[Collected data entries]
━━━
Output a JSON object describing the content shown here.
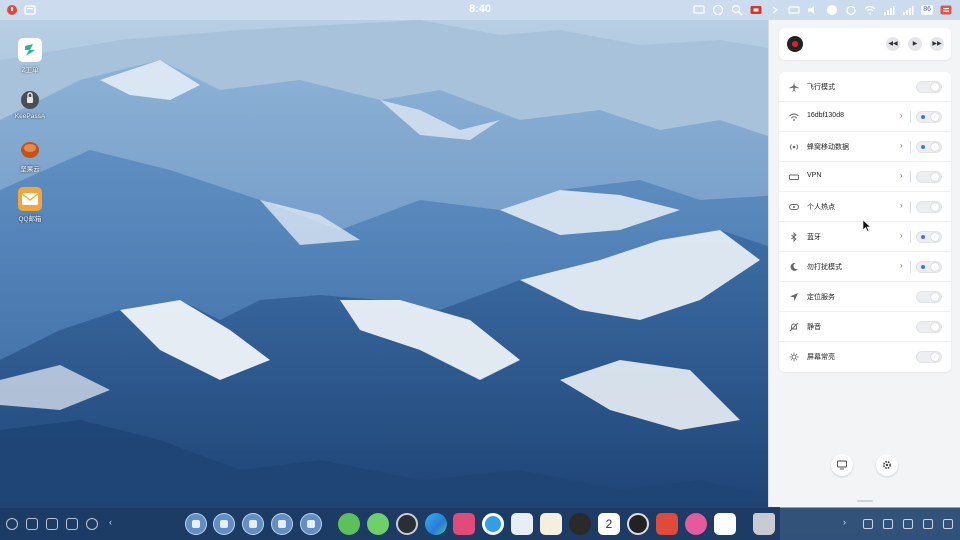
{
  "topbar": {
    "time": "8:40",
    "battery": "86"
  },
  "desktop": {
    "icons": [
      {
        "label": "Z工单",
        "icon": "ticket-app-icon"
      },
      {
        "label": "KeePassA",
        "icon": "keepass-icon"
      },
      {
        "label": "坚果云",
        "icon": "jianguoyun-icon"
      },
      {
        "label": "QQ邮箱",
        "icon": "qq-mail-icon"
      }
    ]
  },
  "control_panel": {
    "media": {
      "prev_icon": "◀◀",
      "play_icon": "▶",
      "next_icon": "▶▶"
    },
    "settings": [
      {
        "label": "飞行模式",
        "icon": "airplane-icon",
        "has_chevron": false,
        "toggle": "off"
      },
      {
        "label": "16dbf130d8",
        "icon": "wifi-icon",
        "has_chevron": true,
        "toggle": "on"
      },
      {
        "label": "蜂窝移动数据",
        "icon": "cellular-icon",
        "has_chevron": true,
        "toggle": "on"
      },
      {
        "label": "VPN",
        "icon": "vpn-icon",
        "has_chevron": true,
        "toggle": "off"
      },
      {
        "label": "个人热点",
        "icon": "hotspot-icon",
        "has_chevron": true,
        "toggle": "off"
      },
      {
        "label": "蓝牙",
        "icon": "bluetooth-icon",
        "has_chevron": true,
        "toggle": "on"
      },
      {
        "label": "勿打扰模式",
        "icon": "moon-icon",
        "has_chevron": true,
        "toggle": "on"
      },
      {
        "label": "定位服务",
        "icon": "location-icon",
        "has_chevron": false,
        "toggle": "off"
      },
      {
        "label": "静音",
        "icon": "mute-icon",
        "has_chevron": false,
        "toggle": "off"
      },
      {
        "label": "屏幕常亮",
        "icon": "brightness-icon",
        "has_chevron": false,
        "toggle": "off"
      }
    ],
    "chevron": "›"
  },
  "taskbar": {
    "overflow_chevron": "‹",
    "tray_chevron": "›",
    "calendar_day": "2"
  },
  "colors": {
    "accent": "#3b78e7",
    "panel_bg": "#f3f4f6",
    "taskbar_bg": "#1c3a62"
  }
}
━━━
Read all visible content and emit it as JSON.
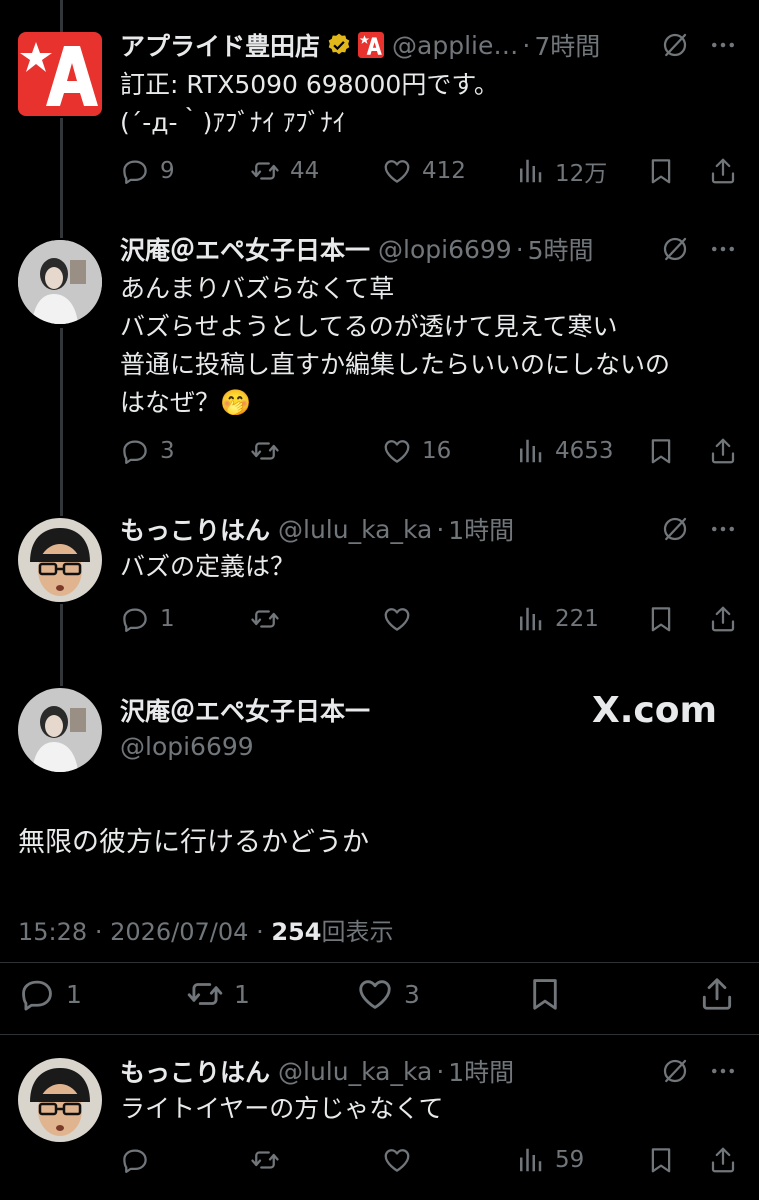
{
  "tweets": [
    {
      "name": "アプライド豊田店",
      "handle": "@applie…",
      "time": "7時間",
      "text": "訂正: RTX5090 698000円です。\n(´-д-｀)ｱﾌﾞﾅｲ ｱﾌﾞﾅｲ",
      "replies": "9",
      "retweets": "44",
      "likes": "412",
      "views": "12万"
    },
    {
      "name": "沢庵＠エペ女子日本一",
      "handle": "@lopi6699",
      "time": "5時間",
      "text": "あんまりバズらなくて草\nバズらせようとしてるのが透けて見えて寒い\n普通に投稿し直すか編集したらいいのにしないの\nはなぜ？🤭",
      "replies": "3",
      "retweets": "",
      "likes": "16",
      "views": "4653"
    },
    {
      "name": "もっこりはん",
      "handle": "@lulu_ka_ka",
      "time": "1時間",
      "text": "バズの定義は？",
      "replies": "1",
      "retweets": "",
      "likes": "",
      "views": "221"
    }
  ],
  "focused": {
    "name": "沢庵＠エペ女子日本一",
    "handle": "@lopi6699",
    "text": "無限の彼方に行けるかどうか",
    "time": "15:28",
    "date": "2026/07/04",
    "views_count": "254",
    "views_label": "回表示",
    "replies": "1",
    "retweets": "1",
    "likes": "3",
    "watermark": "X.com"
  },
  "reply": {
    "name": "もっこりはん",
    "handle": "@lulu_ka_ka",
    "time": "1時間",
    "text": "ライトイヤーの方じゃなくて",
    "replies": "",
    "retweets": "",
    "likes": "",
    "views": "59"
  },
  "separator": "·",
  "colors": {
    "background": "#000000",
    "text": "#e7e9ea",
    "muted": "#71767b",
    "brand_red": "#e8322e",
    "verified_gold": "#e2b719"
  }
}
━━━
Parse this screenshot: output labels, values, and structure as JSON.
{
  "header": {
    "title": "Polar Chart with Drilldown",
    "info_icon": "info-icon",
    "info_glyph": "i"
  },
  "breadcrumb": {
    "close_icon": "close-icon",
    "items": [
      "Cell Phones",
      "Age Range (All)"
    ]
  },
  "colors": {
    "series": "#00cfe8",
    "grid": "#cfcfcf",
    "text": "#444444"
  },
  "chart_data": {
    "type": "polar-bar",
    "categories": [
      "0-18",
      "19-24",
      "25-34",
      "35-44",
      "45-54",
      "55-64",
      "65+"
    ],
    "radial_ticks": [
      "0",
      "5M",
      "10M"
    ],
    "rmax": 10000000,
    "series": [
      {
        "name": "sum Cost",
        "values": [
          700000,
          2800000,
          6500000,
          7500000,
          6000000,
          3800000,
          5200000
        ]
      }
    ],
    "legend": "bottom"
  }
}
━━━
*Problem*: Return each line among the entries that holds the word "content".

*Response to this exercise*:
Output a JSON object describing the content shown here.
Read all visible content and emit it as JSON.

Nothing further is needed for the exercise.